- Input for this task

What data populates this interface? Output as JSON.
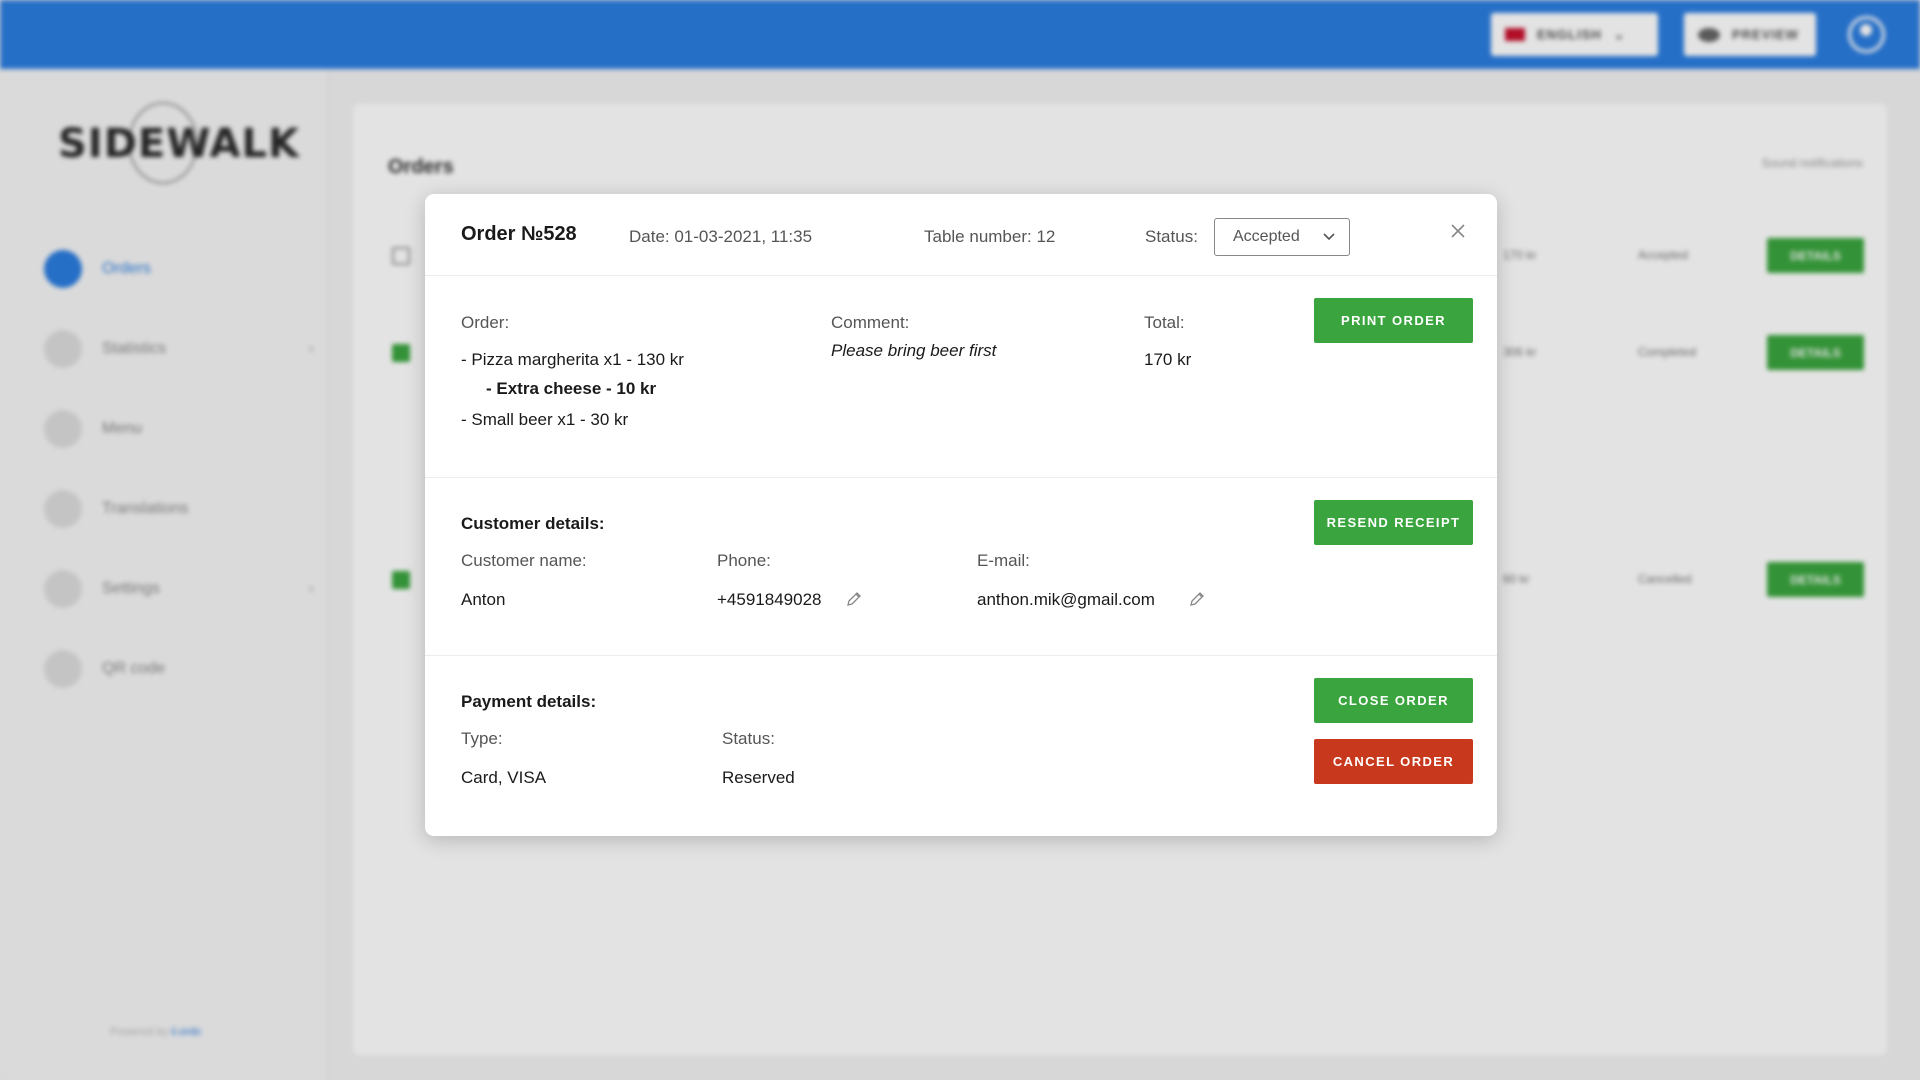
{
  "topbar": {
    "language_label": "ENGLISH",
    "preview_label": "PREVIEW"
  },
  "sidebar": {
    "logo_text": "SIDEWALK",
    "items": [
      {
        "label": "Orders",
        "active": true
      },
      {
        "label": "Statistics",
        "has_submenu": true
      },
      {
        "label": "Menu"
      },
      {
        "label": "Translations"
      },
      {
        "label": "Settings",
        "has_submenu": true
      },
      {
        "label": "QR code"
      }
    ],
    "powered_prefix": "Powered by",
    "powered_brand": "ii.ordo"
  },
  "orders_page": {
    "title": "Orders",
    "sound_label": "Sound notifications",
    "rows": [
      {
        "checked": false,
        "total": "170 kr",
        "status": "Accepted",
        "details_label": "DETAILS"
      },
      {
        "checked": true,
        "total": "306 kr",
        "status": "Completed",
        "details_label": "DETAILS"
      },
      {
        "checked": true,
        "total": "60 kr",
        "status": "Cancelled",
        "details_label": "DETAILS"
      }
    ]
  },
  "modal": {
    "title": "Order №528",
    "date": "Date: 01-03-2021, 11:35",
    "table_number": "Table number: 12",
    "status_label": "Status:",
    "status_value": "Accepted",
    "order": {
      "label": "Order:",
      "lines": [
        "- Pizza margherita x1 - 130 kr",
        "- Extra cheese - 10 kr",
        "- Small beer x1 - 30 kr"
      ],
      "comment_label": "Comment:",
      "comment": "Please bring beer first",
      "total_label": "Total:",
      "total": "170 kr",
      "print_button": "PRINT ORDER"
    },
    "customer": {
      "heading": "Customer details:",
      "name_label": "Customer name:",
      "name": "Anton",
      "phone_label": "Phone:",
      "phone": "+4591849028",
      "email_label": "E-mail:",
      "email": "anthon.mik@gmail.com",
      "resend_button": "RESEND RECEIPT"
    },
    "payment": {
      "heading": "Payment details:",
      "type_label": "Type:",
      "type": "Card, VISA",
      "status_label": "Status:",
      "status": "Reserved",
      "close_button": "CLOSE ORDER",
      "cancel_button": "CANCEL ORDER"
    }
  },
  "colors": {
    "primary": "#2b7de0",
    "success": "#3aa53e",
    "danger": "#c8381c"
  }
}
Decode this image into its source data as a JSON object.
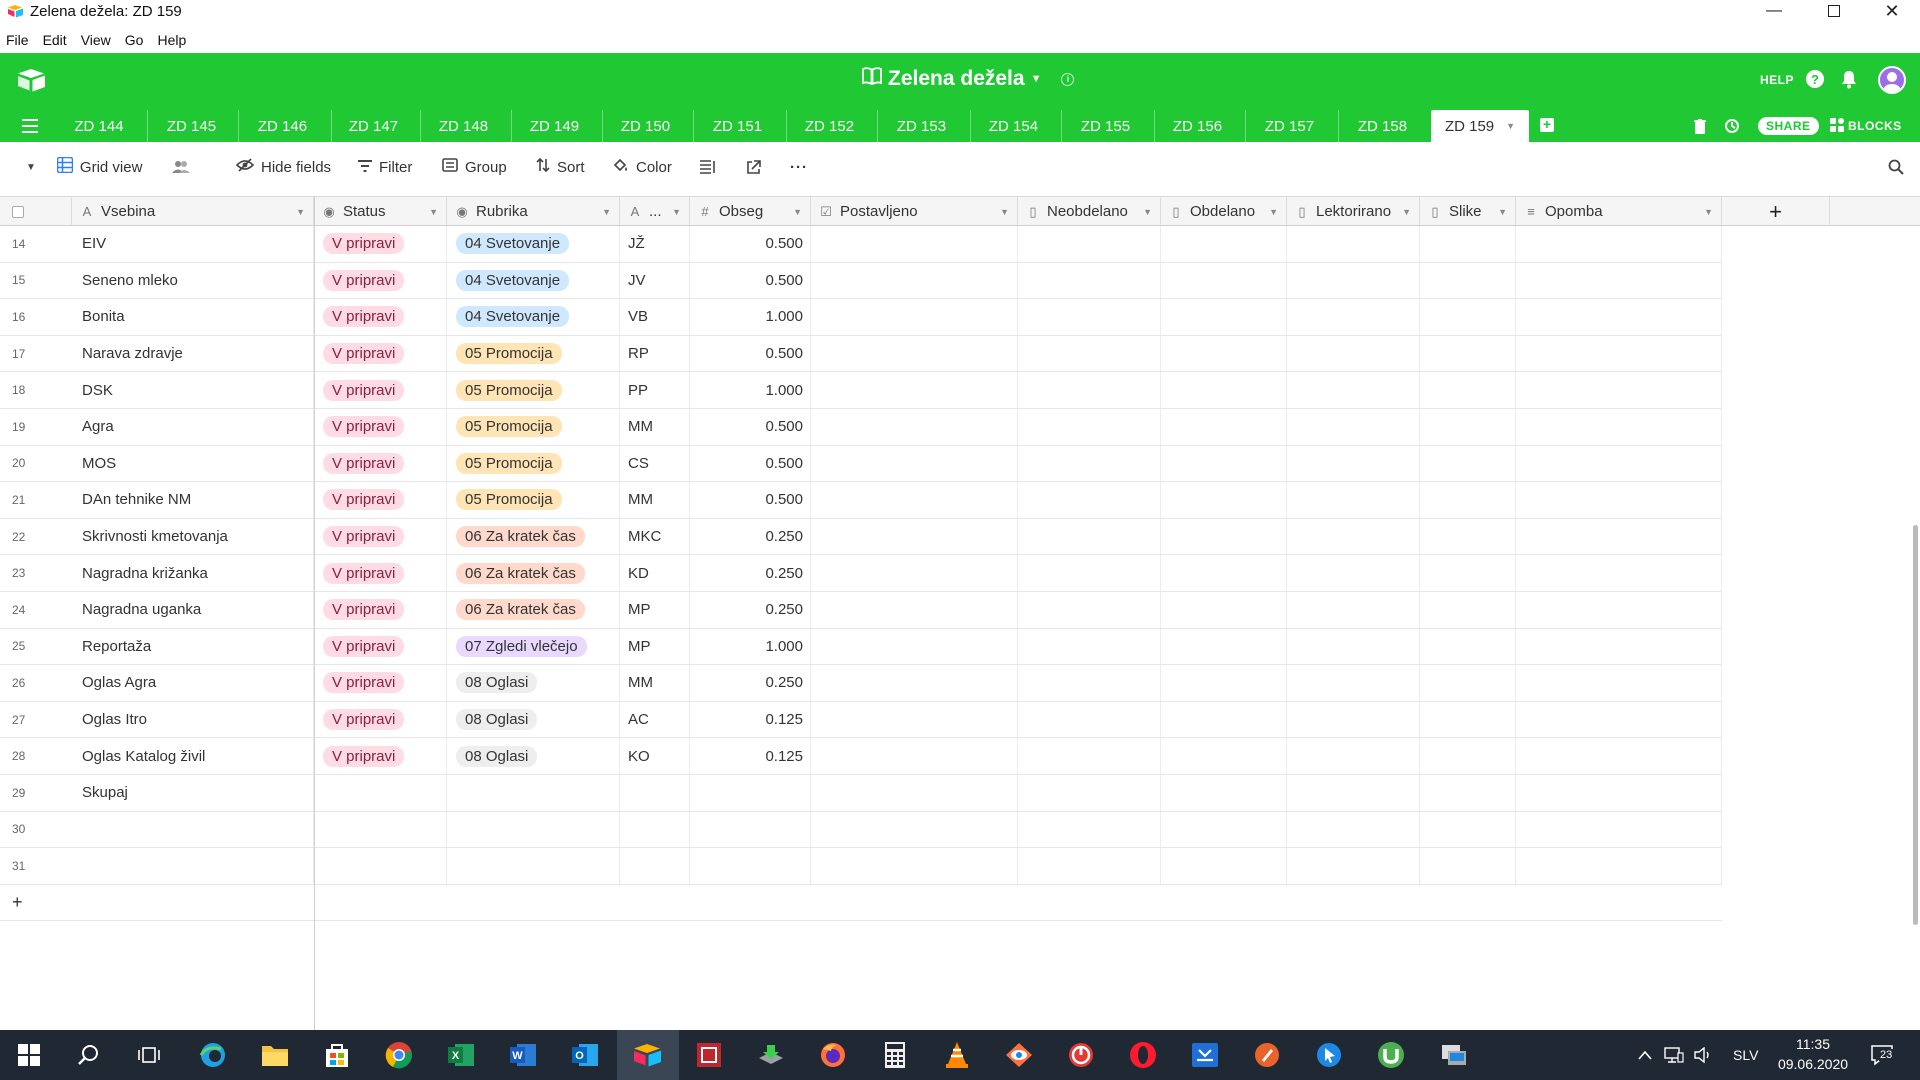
{
  "window": {
    "title": "Zelena dežela: ZD 159"
  },
  "menu": [
    "File",
    "Edit",
    "View",
    "Go",
    "Help"
  ],
  "header": {
    "base_name": "Zelena dežela",
    "help_label": "HELP"
  },
  "tabs": [
    "ZD 144",
    "ZD 145",
    "ZD 146",
    "ZD 147",
    "ZD 148",
    "ZD 149",
    "ZD 150",
    "ZD 151",
    "ZD 152",
    "ZD 153",
    "ZD 154",
    "ZD 155",
    "ZD 156",
    "ZD 157",
    "ZD 158",
    "ZD 159"
  ],
  "active_tab": "ZD 159",
  "toolbar_right": {
    "share_label": "SHARE",
    "blocks_label": "BLOCKS"
  },
  "viewbar": {
    "view_name": "Grid view",
    "hide_fields": "Hide fields",
    "filter": "Filter",
    "group": "Group",
    "sort": "Sort",
    "color": "Color"
  },
  "columns": [
    {
      "label": "Vsebina",
      "icon": "text-icon"
    },
    {
      "label": "Status",
      "icon": "single-select-icon"
    },
    {
      "label": "Rubrika",
      "icon": "single-select-icon"
    },
    {
      "label": "...",
      "icon": "text-icon"
    },
    {
      "label": "Obseg",
      "icon": "number-icon"
    },
    {
      "label": "Postavljeno",
      "icon": "checkbox-icon"
    },
    {
      "label": "Neobdelano",
      "icon": "attachment-icon"
    },
    {
      "label": "Obdelano",
      "icon": "attachment-icon"
    },
    {
      "label": "Lektorirano",
      "icon": "attachment-icon"
    },
    {
      "label": "Slike",
      "icon": "attachment-icon"
    },
    {
      "label": "Opomba",
      "icon": "long-text-icon"
    }
  ],
  "rubrika_colors": {
    "04 Svetovanje": "#cfe8ff",
    "05 Promocija": "#ffe5b5",
    "06 Za kratek čas": "#ffd9cc",
    "07 Zgledi vlečejo": "#ead9ff",
    "08 Oglasi": "#eeeeee"
  },
  "status_color": "#ffdce5",
  "rows": [
    {
      "n": "14",
      "vsebina": "EIV",
      "status": "V pripravi",
      "rubrika": "04 Svetovanje",
      "a": "JŽ",
      "obseg": "0.500"
    },
    {
      "n": "15",
      "vsebina": "Seneno mleko",
      "status": "V pripravi",
      "rubrika": "04 Svetovanje",
      "a": "JV",
      "obseg": "0.500"
    },
    {
      "n": "16",
      "vsebina": "Bonita",
      "status": "V pripravi",
      "rubrika": "04 Svetovanje",
      "a": "VB",
      "obseg": "1.000"
    },
    {
      "n": "17",
      "vsebina": "Narava zdravje",
      "status": "V pripravi",
      "rubrika": "05 Promocija",
      "a": "RP",
      "obseg": "0.500"
    },
    {
      "n": "18",
      "vsebina": "DSK",
      "status": "V pripravi",
      "rubrika": "05 Promocija",
      "a": "PP",
      "obseg": "1.000"
    },
    {
      "n": "19",
      "vsebina": "Agra",
      "status": "V pripravi",
      "rubrika": "05 Promocija",
      "a": "MM",
      "obseg": "0.500"
    },
    {
      "n": "20",
      "vsebina": "MOS",
      "status": "V pripravi",
      "rubrika": "05 Promocija",
      "a": "CS",
      "obseg": "0.500"
    },
    {
      "n": "21",
      "vsebina": "DAn tehnike NM",
      "status": "V pripravi",
      "rubrika": "05 Promocija",
      "a": "MM",
      "obseg": "0.500"
    },
    {
      "n": "22",
      "vsebina": "Skrivnosti kmetovanja",
      "status": "V pripravi",
      "rubrika": "06 Za kratek čas",
      "a": "MKC",
      "obseg": "0.250"
    },
    {
      "n": "23",
      "vsebina": "Nagradna križanka",
      "status": "V pripravi",
      "rubrika": "06 Za kratek čas",
      "a": "KD",
      "obseg": "0.250"
    },
    {
      "n": "24",
      "vsebina": "Nagradna uganka",
      "status": "V pripravi",
      "rubrika": "06 Za kratek čas",
      "a": "MP",
      "obseg": "0.250"
    },
    {
      "n": "25",
      "vsebina": "Reportaža",
      "status": "V pripravi",
      "rubrika": "07 Zgledi vlečejo",
      "a": "MP",
      "obseg": "1.000"
    },
    {
      "n": "26",
      "vsebina": "Oglas Agra",
      "status": "V pripravi",
      "rubrika": "08 Oglasi",
      "a": "MM",
      "obseg": "0.250"
    },
    {
      "n": "27",
      "vsebina": "Oglas Itro",
      "status": "V pripravi",
      "rubrika": "08 Oglasi",
      "a": "AC",
      "obseg": "0.125"
    },
    {
      "n": "28",
      "vsebina": "Oglas Katalog živil",
      "status": "V pripravi",
      "rubrika": "08 Oglasi",
      "a": "KO",
      "obseg": "0.125"
    },
    {
      "n": "29",
      "vsebina": "Skupaj",
      "status": "",
      "rubrika": "",
      "a": "",
      "obseg": ""
    },
    {
      "n": "30",
      "vsebina": "",
      "status": "",
      "rubrika": "",
      "a": "",
      "obseg": ""
    },
    {
      "n": "31",
      "vsebina": "",
      "status": "",
      "rubrika": "",
      "a": "",
      "obseg": ""
    }
  ],
  "add_row_label": "+",
  "taskbar": {
    "language": "SLV",
    "time": "11:35",
    "date": "09.06.2020",
    "notifications": "23"
  }
}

- Exercise requirements
Write out the records above exactly as they stand, leaving out every picture.

- Task response
What data populates this interface? Output as JSON.
{
  "topbar": {
    "language_label": "ENGLISH",
    "preview_label": "PREVIEW"
  },
  "sidebar": {
    "logo_text": "SIDEWALK",
    "items": [
      {
        "label": "Orders",
        "active": true
      },
      {
        "label": "Statistics",
        "has_submenu": true
      },
      {
        "label": "Menu"
      },
      {
        "label": "Translations"
      },
      {
        "label": "Settings",
        "has_submenu": true
      },
      {
        "label": "QR code"
      }
    ],
    "powered_prefix": "Powered by",
    "powered_brand": "ii.ordo"
  },
  "orders_page": {
    "title": "Orders",
    "sound_label": "Sound notifications",
    "rows": [
      {
        "checked": false,
        "total": "170 kr",
        "status": "Accepted",
        "details_label": "DETAILS"
      },
      {
        "checked": true,
        "total": "306 kr",
        "status": "Completed",
        "details_label": "DETAILS"
      },
      {
        "checked": true,
        "total": "60 kr",
        "status": "Cancelled",
        "details_label": "DETAILS"
      }
    ]
  },
  "modal": {
    "title": "Order №528",
    "date": "Date: 01-03-2021, 11:35",
    "table_number": "Table number: 12",
    "status_label": "Status:",
    "status_value": "Accepted",
    "order": {
      "label": "Order:",
      "lines": [
        "- Pizza margherita x1 - 130 kr",
        "- Extra cheese - 10 kr",
        "- Small beer x1 - 30 kr"
      ],
      "comment_label": "Comment:",
      "comment": "Please bring beer first",
      "total_label": "Total:",
      "total": "170 kr",
      "print_button": "PRINT ORDER"
    },
    "customer": {
      "heading": "Customer details:",
      "name_label": "Customer name:",
      "name": "Anton",
      "phone_label": "Phone:",
      "phone": "+4591849028",
      "email_label": "E-mail:",
      "email": "anthon.mik@gmail.com",
      "resend_button": "RESEND RECEIPT"
    },
    "payment": {
      "heading": "Payment details:",
      "type_label": "Type:",
      "type": "Card, VISA",
      "status_label": "Status:",
      "status": "Reserved",
      "close_button": "CLOSE ORDER",
      "cancel_button": "CANCEL ORDER"
    }
  },
  "colors": {
    "primary": "#2b7de0",
    "success": "#3aa53e",
    "danger": "#c8381c"
  }
}
Decode this image into its source data as a JSON object.
{
  "window": {
    "title": "Zelena dežela: ZD 159"
  },
  "menu": [
    "File",
    "Edit",
    "View",
    "Go",
    "Help"
  ],
  "header": {
    "base_name": "Zelena dežela",
    "help_label": "HELP"
  },
  "tabs": [
    "ZD 144",
    "ZD 145",
    "ZD 146",
    "ZD 147",
    "ZD 148",
    "ZD 149",
    "ZD 150",
    "ZD 151",
    "ZD 152",
    "ZD 153",
    "ZD 154",
    "ZD 155",
    "ZD 156",
    "ZD 157",
    "ZD 158",
    "ZD 159"
  ],
  "active_tab": "ZD 159",
  "toolbar_right": {
    "share_label": "SHARE",
    "blocks_label": "BLOCKS"
  },
  "viewbar": {
    "view_name": "Grid view",
    "hide_fields": "Hide fields",
    "filter": "Filter",
    "group": "Group",
    "sort": "Sort",
    "color": "Color"
  },
  "columns": [
    {
      "label": "Vsebina",
      "icon": "text-icon"
    },
    {
      "label": "Status",
      "icon": "single-select-icon"
    },
    {
      "label": "Rubrika",
      "icon": "single-select-icon"
    },
    {
      "label": "...",
      "icon": "text-icon"
    },
    {
      "label": "Obseg",
      "icon": "number-icon"
    },
    {
      "label": "Postavljeno",
      "icon": "checkbox-icon"
    },
    {
      "label": "Neobdelano",
      "icon": "attachment-icon"
    },
    {
      "label": "Obdelano",
      "icon": "attachment-icon"
    },
    {
      "label": "Lektorirano",
      "icon": "attachment-icon"
    },
    {
      "label": "Slike",
      "icon": "attachment-icon"
    },
    {
      "label": "Opomba",
      "icon": "long-text-icon"
    }
  ],
  "rubrika_colors": {
    "04 Svetovanje": "#cfe8ff",
    "05 Promocija": "#ffe5b5",
    "06 Za kratek čas": "#ffd9cc",
    "07 Zgledi vlečejo": "#ead9ff",
    "08 Oglasi": "#eeeeee"
  },
  "status_color": "#ffdce5",
  "rows": [
    {
      "n": "14",
      "vsebina": "EIV",
      "status": "V pripravi",
      "rubrika": "04 Svetovanje",
      "a": "JŽ",
      "obseg": "0.500"
    },
    {
      "n": "15",
      "vsebina": "Seneno mleko",
      "status": "V pripravi",
      "rubrika": "04 Svetovanje",
      "a": "JV",
      "obseg": "0.500"
    },
    {
      "n": "16",
      "vsebina": "Bonita",
      "status": "V pripravi",
      "rubrika": "04 Svetovanje",
      "a": "VB",
      "obseg": "1.000"
    },
    {
      "n": "17",
      "vsebina": "Narava zdravje",
      "status": "V pripravi",
      "rubrika": "05 Promocija",
      "a": "RP",
      "obseg": "0.500"
    },
    {
      "n": "18",
      "vsebina": "DSK",
      "status": "V pripravi",
      "rubrika": "05 Promocija",
      "a": "PP",
      "obseg": "1.000"
    },
    {
      "n": "19",
      "vsebina": "Agra",
      "status": "V pripravi",
      "rubrika": "05 Promocija",
      "a": "MM",
      "obseg": "0.500"
    },
    {
      "n": "20",
      "vsebina": "MOS",
      "status": "V pripravi",
      "rubrika": "05 Promocija",
      "a": "CS",
      "obseg": "0.500"
    },
    {
      "n": "21",
      "vsebina": "DAn tehnike NM",
      "status": "V pripravi",
      "rubrika": "05 Promocija",
      "a": "MM",
      "obseg": "0.500"
    },
    {
      "n": "22",
      "vsebina": "Skrivnosti kmetovanja",
      "status": "V pripravi",
      "rubrika": "06 Za kratek čas",
      "a": "MKC",
      "obseg": "0.250"
    },
    {
      "n": "23",
      "vsebina": "Nagradna križanka",
      "status": "V pripravi",
      "rubrika": "06 Za kratek čas",
      "a": "KD",
      "obseg": "0.250"
    },
    {
      "n": "24",
      "vsebina": "Nagradna uganka",
      "status": "V pripravi",
      "rubrika": "06 Za kratek čas",
      "a": "MP",
      "obseg": "0.250"
    },
    {
      "n": "25",
      "vsebina": "Reportaža",
      "status": "V pripravi",
      "rubrika": "07 Zgledi vlečejo",
      "a": "MP",
      "obseg": "1.000"
    },
    {
      "n": "26",
      "vsebina": "Oglas Agra",
      "status": "V pripravi",
      "rubrika": "08 Oglasi",
      "a": "MM",
      "obseg": "0.250"
    },
    {
      "n": "27",
      "vsebina": "Oglas Itro",
      "status": "V pripravi",
      "rubrika": "08 Oglasi",
      "a": "AC",
      "obseg": "0.125"
    },
    {
      "n": "28",
      "vsebina": "Oglas Katalog živil",
      "status": "V pripravi",
      "rubrika": "08 Oglasi",
      "a": "KO",
      "obseg": "0.125"
    },
    {
      "n": "29",
      "vsebina": "Skupaj",
      "status": "",
      "rubrika": "",
      "a": "",
      "obseg": ""
    },
    {
      "n": "30",
      "vsebina": "",
      "status": "",
      "rubrika": "",
      "a": "",
      "obseg": ""
    },
    {
      "n": "31",
      "vsebina": "",
      "status": "",
      "rubrika": "",
      "a": "",
      "obseg": ""
    }
  ],
  "add_row_label": "+",
  "taskbar": {
    "language": "SLV",
    "time": "11:35",
    "date": "09.06.2020",
    "notifications": "23"
  }
}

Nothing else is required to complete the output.